[Figure record listings]
- - - -
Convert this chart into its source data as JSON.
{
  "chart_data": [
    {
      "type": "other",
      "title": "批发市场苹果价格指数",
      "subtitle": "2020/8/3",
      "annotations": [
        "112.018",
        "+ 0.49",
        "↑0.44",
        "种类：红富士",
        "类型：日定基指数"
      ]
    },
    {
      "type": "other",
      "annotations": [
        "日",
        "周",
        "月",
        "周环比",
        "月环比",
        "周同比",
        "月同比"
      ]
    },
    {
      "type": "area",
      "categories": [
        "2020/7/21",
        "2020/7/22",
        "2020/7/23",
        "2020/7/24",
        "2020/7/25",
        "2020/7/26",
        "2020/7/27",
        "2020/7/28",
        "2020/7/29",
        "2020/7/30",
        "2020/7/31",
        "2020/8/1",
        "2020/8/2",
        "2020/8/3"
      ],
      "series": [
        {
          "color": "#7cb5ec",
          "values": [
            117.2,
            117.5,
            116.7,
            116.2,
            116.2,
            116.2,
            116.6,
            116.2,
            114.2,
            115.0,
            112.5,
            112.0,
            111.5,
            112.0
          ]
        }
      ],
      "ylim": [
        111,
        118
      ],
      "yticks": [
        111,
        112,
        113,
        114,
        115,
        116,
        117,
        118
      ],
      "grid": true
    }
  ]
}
- - - -
• _AIM OF THE EXERCISE_
Print every record exactly as it was given.

• _REPLY_
Convert this chart into its source data as JSON.
{
  "chart_data": [
    {
      "type": "other",
      "title": "批发市场苹果价格指数",
      "subtitle": "2020/8/3",
      "annotations": [
        "112.018",
        "+ 0.49",
        "↑0.44",
        "种类：红富士",
        "类型：日定基指数"
      ]
    },
    {
      "type": "other",
      "annotations": [
        "日",
        "周",
        "月",
        "周环比",
        "月环比",
        "周同比",
        "月同比"
      ]
    },
    {
      "type": "area",
      "categories": [
        "2020/7/21",
        "2020/7/22",
        "2020/7/23",
        "2020/7/24",
        "2020/7/25",
        "2020/7/26",
        "2020/7/27",
        "2020/7/28",
        "2020/7/29",
        "2020/7/30",
        "2020/7/31",
        "2020/8/1",
        "2020/8/2",
        "2020/8/3"
      ],
      "series": [
        {
          "color": "#7cb5ec",
          "values": [
            117.2,
            117.5,
            116.7,
            116.2,
            116.2,
            116.2,
            116.6,
            116.2,
            114.2,
            115.0,
            112.5,
            112.0,
            111.5,
            112.0
          ]
        }
      ],
      "ylim": [
        111,
        118
      ],
      "yticks": [
        111,
        112,
        113,
        114,
        115,
        116,
        117,
        118
      ],
      "grid": true
    }
  ]
}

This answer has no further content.